Dataset records:

# # # # # # #

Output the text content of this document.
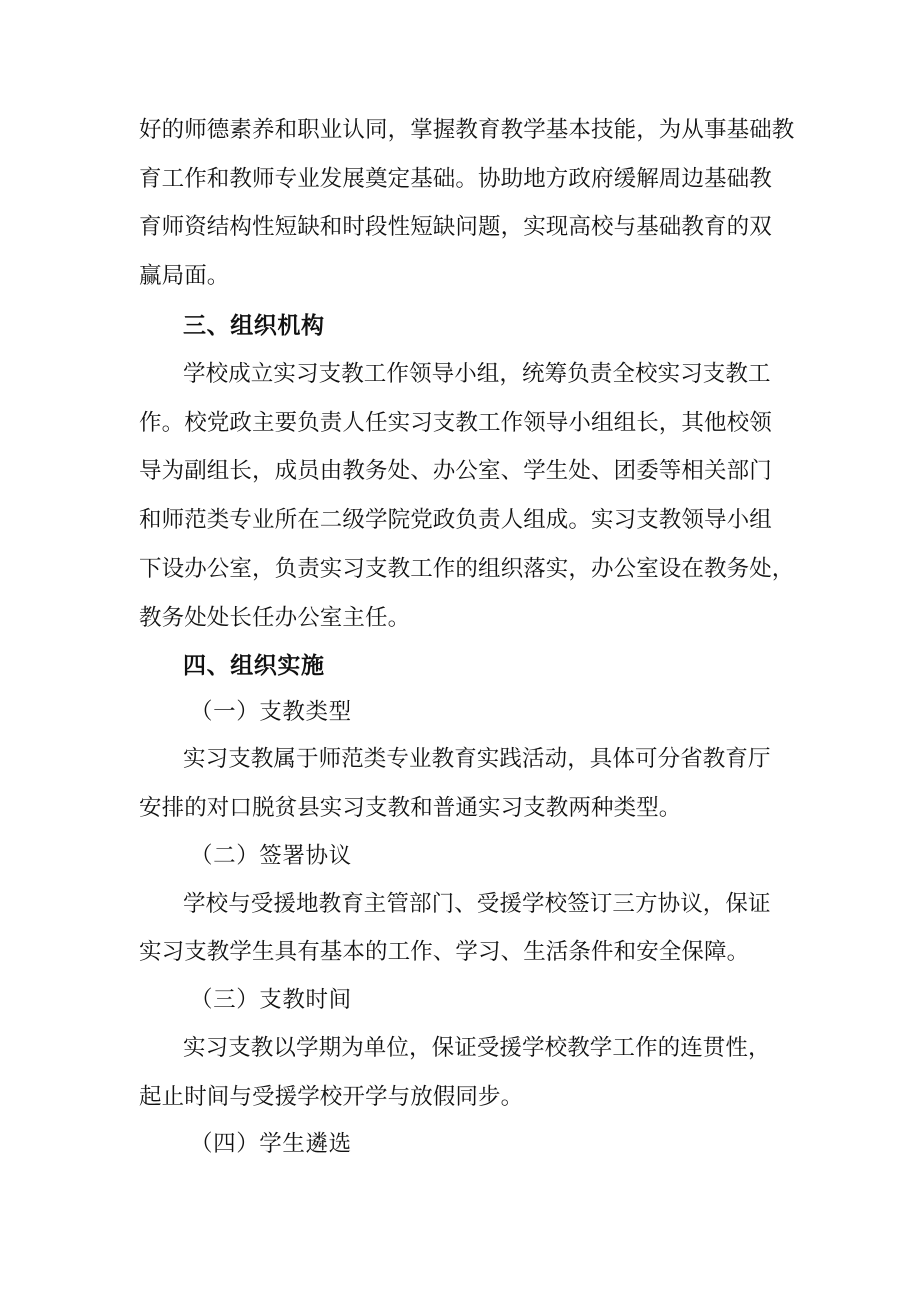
好的师德素养和职业认同，掌握教育教学基本技能，为从事基础教
育工作和教师专业发展奠定基础。协助地方政府缓解周边基础教
育师资结构性短缺和时段性短缺问题，实现高校与基础教育的双
赢局面。
三、组织机构
学校成立实习支教工作领导小组，统筹负责全校实习支教工
作。校党政主要负责人任实习支教工作领导小组组长，其他校领
导为副组长，成员由教务处、办公室、学生处、团委等相关部门
和师范类专业所在二级学院党政负责人组成。实习支教领导小组
下设办公室，负责实习支教工作的组织落实，办公室设在教务处，
教务处处长任办公室主任。
四、组织实施
（一）支教类型
实习支教属于师范类专业教育实践活动，具体可分省教育厅
安排的对口脱贫县实习支教和普通实习支教两种类型。
（二）签署协议
学校与受援地教育主管部门、受援学校签订三方协议，保证
实习支教学生具有基本的工作、学习、生活条件和安全保障。
（三）支教时间
实习支教以学期为单位，保证受援学校教学工作的连贯性，
起止时间与受援学校开学与放假同步。
（四）学生遴选
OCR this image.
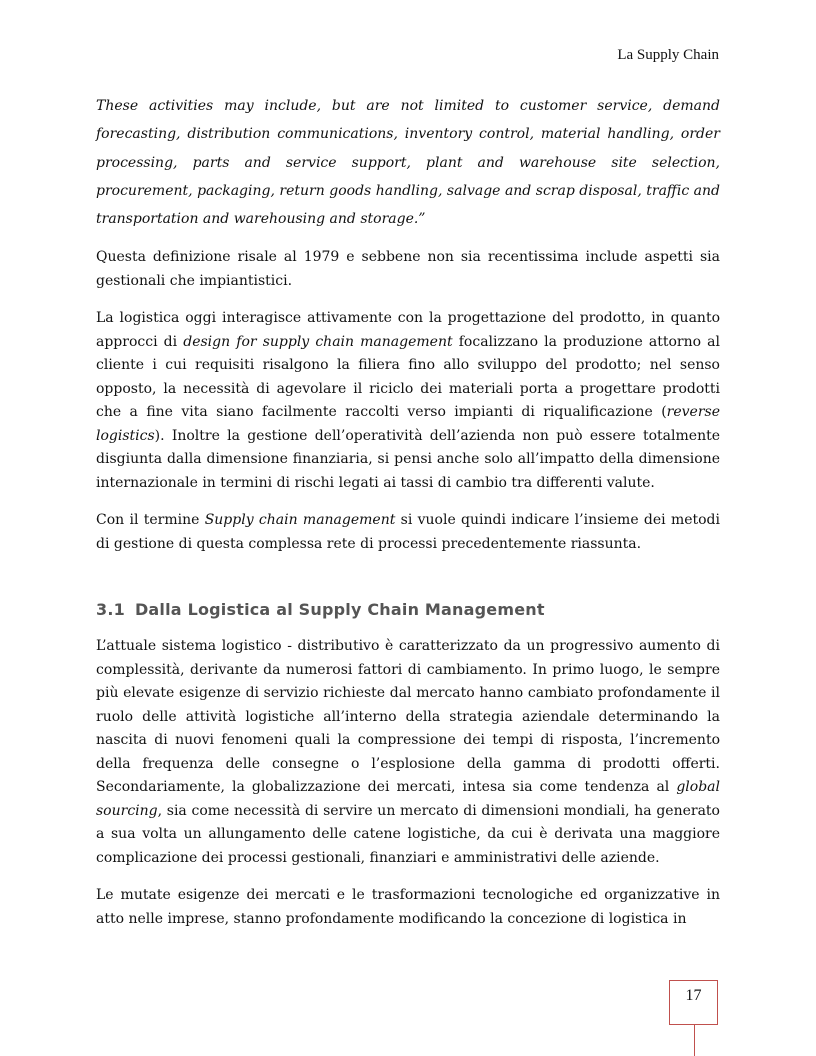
La Supply Chain

These activities may include, but are not limited to customer service, demand forecasting, distribution communications, inventory control, material handling, order processing, parts and service support, plant and warehouse site selection, procurement, packaging, return goods handling, salvage and scrap disposal, traffic and transportation and warehousing and storage.”

Questa definizione risale al 1979 e sebbene non sia recentissima include aspetti sia gestionali che impiantistici.

La logistica oggi interagisce attivamente con la progettazione del prodotto, in quanto approcci di design for supply chain management focalizzano la produzione attorno al cliente i cui requisiti risalgono la filiera fino allo sviluppo del prodotto; nel senso opposto, la necessità di agevolare il riciclo dei materiali porta a progettare prodotti che a fine vita siano facilmente raccolti verso impianti di riqualificazione (reverse logistics). Inoltre la gestione dell’operatività dell’azienda non può essere totalmente disgiunta dalla dimensione finanziaria, si pensi anche solo all’impatto della dimensione internazionale in termini di rischi legati ai tassi di cambio tra differenti valute.

Con il termine Supply chain management si vuole quindi indicare l’insieme dei metodi di gestione di questa complessa rete di processi precedentemente riassunta.

3.1 Dalla Logistica al Supply Chain Management

L’attuale sistema logistico - distributivo è caratterizzato da un progressivo aumento di complessità, derivante da numerosi fattori di cambiamento. In primo luogo, le sempre più elevate esigenze di servizio richieste dal mercato hanno cambiato profondamente il ruolo delle attività logistiche all’interno della strategia aziendale determinando la nascita di nuovi fenomeni quali la compressione dei tempi di risposta, l’incremento della frequenza delle consegne o l’esplosione della gamma di prodotti offerti. Secondariamente, la globalizzazione dei mercati, intesa sia come tendenza al global sourcing, sia come necessità di servire un mercato di dimensioni mondiali, ha generato a sua volta un allungamento delle catene logistiche, da cui è derivata una maggiore complicazione dei processi gestionali, finanziari e amministrativi delle aziende.

Le mutate esigenze dei mercati e le trasformazioni tecnologiche ed organizzative in atto nelle imprese, stanno profondamente modificando la concezione di logistica in

17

# # # # # # #

Task to complete:
Copy and report every line where the word "this" is present.

Exercise response:
Output the text content of this document.
OCR this image.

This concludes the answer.